#### Written request
Wherever "type" appears in a line, list that line.
----------
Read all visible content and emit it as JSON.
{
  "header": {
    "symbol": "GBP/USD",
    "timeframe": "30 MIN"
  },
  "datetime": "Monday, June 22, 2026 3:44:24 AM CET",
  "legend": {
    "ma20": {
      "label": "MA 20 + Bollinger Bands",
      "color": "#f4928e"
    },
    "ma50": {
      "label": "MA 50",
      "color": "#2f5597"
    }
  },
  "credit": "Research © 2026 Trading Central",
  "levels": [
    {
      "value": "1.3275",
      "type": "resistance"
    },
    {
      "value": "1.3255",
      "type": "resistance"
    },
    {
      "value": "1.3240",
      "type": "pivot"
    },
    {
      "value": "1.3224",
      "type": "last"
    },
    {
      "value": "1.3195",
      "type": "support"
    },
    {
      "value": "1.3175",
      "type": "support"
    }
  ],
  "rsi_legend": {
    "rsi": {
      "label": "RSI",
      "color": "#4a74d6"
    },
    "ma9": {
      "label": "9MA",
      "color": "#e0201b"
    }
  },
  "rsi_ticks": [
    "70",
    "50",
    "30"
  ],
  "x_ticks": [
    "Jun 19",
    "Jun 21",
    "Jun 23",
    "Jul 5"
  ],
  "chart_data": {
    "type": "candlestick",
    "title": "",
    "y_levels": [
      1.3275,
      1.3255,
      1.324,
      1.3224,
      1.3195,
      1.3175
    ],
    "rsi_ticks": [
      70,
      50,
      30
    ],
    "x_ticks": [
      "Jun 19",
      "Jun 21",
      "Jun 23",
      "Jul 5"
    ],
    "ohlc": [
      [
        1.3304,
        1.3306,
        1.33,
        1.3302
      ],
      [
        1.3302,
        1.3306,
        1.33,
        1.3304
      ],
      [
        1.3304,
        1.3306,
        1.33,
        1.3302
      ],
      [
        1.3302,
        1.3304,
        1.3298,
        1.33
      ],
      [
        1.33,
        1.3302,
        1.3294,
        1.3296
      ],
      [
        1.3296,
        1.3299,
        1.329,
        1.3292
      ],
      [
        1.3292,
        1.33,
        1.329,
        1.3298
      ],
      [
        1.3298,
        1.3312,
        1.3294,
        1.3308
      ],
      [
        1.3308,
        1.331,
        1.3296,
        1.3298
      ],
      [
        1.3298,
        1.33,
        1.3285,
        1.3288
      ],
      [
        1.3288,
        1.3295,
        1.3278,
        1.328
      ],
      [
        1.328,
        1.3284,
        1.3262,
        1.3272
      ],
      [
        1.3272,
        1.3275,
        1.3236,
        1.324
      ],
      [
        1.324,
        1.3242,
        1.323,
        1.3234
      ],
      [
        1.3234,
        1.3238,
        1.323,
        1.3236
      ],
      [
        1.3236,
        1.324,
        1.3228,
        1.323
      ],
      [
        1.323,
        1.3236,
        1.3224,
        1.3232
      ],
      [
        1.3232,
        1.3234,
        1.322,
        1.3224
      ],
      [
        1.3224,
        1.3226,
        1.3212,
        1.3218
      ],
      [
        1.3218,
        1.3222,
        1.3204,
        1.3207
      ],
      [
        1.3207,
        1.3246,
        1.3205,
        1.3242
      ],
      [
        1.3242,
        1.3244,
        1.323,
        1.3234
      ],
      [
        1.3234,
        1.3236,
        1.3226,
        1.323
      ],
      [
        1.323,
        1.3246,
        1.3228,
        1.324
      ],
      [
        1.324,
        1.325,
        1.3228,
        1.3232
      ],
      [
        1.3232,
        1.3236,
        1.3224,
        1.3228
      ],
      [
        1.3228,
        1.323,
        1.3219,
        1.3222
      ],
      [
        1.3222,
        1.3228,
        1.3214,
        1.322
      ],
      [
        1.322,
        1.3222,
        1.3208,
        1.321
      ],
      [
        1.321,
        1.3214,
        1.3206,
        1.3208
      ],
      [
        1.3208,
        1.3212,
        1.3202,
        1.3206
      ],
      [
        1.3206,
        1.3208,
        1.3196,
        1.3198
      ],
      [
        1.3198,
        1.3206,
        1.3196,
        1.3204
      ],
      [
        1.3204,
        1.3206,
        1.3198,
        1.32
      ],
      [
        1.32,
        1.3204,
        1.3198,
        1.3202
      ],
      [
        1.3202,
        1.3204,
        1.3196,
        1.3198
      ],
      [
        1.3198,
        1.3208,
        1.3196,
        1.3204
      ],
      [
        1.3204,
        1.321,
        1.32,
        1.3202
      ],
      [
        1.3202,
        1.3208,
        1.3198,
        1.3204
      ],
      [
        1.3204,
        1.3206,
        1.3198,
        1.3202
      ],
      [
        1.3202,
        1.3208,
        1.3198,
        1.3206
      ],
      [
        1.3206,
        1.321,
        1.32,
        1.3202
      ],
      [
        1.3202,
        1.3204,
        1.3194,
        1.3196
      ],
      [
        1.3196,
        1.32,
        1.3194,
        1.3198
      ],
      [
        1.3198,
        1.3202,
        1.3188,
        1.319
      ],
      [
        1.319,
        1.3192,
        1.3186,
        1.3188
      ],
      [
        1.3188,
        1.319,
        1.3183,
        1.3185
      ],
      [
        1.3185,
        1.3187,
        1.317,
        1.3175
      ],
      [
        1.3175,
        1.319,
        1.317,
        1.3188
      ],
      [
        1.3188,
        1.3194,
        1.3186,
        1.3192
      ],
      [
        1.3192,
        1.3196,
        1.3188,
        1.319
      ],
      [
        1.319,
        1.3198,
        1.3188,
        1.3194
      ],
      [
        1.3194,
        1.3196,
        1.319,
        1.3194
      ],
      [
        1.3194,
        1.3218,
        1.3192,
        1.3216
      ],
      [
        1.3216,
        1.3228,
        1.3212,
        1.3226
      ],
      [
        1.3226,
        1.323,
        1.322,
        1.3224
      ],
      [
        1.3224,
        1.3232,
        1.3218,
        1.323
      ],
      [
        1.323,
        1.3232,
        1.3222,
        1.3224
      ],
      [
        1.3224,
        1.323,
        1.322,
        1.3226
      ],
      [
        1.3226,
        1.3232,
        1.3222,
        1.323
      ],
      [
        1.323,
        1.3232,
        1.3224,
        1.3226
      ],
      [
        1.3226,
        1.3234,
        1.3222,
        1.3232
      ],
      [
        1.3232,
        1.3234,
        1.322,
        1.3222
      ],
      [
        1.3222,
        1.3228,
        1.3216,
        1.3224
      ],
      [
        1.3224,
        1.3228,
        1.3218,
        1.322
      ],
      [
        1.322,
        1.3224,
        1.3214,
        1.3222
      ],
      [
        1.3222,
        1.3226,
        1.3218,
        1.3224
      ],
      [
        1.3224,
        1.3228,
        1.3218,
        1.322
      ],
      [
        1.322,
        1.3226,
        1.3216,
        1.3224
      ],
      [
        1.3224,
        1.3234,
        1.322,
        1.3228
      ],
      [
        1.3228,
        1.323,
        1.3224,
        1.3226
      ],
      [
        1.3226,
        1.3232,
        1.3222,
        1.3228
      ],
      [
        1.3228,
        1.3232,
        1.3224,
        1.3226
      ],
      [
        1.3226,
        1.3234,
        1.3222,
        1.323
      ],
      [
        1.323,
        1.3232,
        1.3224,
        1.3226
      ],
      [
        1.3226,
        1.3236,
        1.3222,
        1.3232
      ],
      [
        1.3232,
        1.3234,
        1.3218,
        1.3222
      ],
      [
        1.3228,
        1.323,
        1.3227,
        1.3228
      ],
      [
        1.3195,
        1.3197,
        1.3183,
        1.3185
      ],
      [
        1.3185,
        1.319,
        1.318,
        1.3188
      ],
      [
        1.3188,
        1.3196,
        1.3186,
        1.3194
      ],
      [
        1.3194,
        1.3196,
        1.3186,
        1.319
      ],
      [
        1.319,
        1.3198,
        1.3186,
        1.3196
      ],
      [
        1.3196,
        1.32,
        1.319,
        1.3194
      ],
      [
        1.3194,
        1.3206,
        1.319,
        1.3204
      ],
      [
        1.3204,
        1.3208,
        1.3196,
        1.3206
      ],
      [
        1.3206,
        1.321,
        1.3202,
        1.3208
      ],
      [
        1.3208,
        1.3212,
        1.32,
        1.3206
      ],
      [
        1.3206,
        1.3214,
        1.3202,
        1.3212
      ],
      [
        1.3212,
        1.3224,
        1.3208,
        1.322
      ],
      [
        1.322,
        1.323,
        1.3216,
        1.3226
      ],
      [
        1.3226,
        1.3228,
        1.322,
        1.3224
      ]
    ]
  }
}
----------
#### Finished exercise
      "type": "resistance"
      "type": "resistance"
      "type": "pivot"
      "type": "last"
      "type": "support"
      "type": "support"
    "type": "candlestick",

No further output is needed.